▸ **Data excerpts**:
+--

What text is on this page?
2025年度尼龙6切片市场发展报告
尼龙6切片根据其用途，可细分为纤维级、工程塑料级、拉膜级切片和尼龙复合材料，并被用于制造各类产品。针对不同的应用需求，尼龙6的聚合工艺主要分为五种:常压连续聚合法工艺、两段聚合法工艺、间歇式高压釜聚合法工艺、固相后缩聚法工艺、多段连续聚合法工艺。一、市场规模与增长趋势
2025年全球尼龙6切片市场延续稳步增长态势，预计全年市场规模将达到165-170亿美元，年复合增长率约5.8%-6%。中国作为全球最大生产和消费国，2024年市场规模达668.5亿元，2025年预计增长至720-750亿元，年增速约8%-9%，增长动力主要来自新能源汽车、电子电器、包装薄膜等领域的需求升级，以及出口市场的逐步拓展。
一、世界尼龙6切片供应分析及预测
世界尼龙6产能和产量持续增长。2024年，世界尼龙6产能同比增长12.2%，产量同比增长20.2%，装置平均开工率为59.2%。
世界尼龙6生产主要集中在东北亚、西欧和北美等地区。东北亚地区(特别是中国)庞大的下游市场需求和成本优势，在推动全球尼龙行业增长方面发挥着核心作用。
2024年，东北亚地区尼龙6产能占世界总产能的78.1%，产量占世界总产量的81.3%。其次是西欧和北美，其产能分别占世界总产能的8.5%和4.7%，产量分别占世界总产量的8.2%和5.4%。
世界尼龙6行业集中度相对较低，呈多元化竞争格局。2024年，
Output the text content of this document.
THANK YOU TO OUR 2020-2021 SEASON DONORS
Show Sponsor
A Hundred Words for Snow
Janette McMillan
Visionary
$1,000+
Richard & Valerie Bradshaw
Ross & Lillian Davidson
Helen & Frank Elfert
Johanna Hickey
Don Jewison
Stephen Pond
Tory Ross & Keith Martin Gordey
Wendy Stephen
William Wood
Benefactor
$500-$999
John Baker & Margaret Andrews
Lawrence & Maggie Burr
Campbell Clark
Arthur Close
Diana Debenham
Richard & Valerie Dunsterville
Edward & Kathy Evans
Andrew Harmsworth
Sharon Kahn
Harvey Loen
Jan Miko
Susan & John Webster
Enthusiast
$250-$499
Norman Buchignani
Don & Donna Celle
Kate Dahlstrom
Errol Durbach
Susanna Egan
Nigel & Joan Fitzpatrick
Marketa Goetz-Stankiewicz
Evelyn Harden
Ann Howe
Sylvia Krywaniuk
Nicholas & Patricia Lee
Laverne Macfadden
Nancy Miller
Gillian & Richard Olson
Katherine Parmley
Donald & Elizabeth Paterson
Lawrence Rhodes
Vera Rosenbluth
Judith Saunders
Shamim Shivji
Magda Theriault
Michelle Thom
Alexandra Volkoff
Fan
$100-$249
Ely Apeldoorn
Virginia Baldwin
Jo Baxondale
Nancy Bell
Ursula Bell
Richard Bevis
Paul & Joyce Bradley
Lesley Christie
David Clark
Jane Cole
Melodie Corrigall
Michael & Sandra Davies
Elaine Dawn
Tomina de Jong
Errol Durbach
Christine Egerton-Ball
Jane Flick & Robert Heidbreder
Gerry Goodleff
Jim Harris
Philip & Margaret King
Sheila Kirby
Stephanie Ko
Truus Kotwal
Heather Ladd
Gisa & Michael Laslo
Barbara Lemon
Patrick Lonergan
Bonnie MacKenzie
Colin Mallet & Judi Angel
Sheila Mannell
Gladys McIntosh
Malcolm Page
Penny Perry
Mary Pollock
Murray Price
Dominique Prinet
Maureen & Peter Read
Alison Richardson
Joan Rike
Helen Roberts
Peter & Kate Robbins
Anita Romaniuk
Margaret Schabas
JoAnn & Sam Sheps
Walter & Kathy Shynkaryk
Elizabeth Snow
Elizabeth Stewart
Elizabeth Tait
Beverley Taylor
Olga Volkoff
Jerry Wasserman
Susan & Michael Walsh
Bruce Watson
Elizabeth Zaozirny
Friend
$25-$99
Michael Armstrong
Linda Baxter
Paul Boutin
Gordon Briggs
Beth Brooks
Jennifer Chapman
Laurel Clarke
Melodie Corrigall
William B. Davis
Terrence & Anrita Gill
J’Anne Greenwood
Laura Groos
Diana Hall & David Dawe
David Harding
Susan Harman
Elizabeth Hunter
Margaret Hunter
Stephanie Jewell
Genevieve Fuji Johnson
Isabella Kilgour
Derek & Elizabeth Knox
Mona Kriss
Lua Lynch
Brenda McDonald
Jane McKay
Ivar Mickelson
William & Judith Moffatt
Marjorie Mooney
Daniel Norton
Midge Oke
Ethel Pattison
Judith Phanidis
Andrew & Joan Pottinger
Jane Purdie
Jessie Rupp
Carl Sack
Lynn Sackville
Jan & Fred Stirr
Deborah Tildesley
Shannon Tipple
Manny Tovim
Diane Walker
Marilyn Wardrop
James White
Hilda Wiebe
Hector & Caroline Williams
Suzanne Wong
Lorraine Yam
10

+--

Count how many lines include the string "Michael". Nothing but the number is needed.

4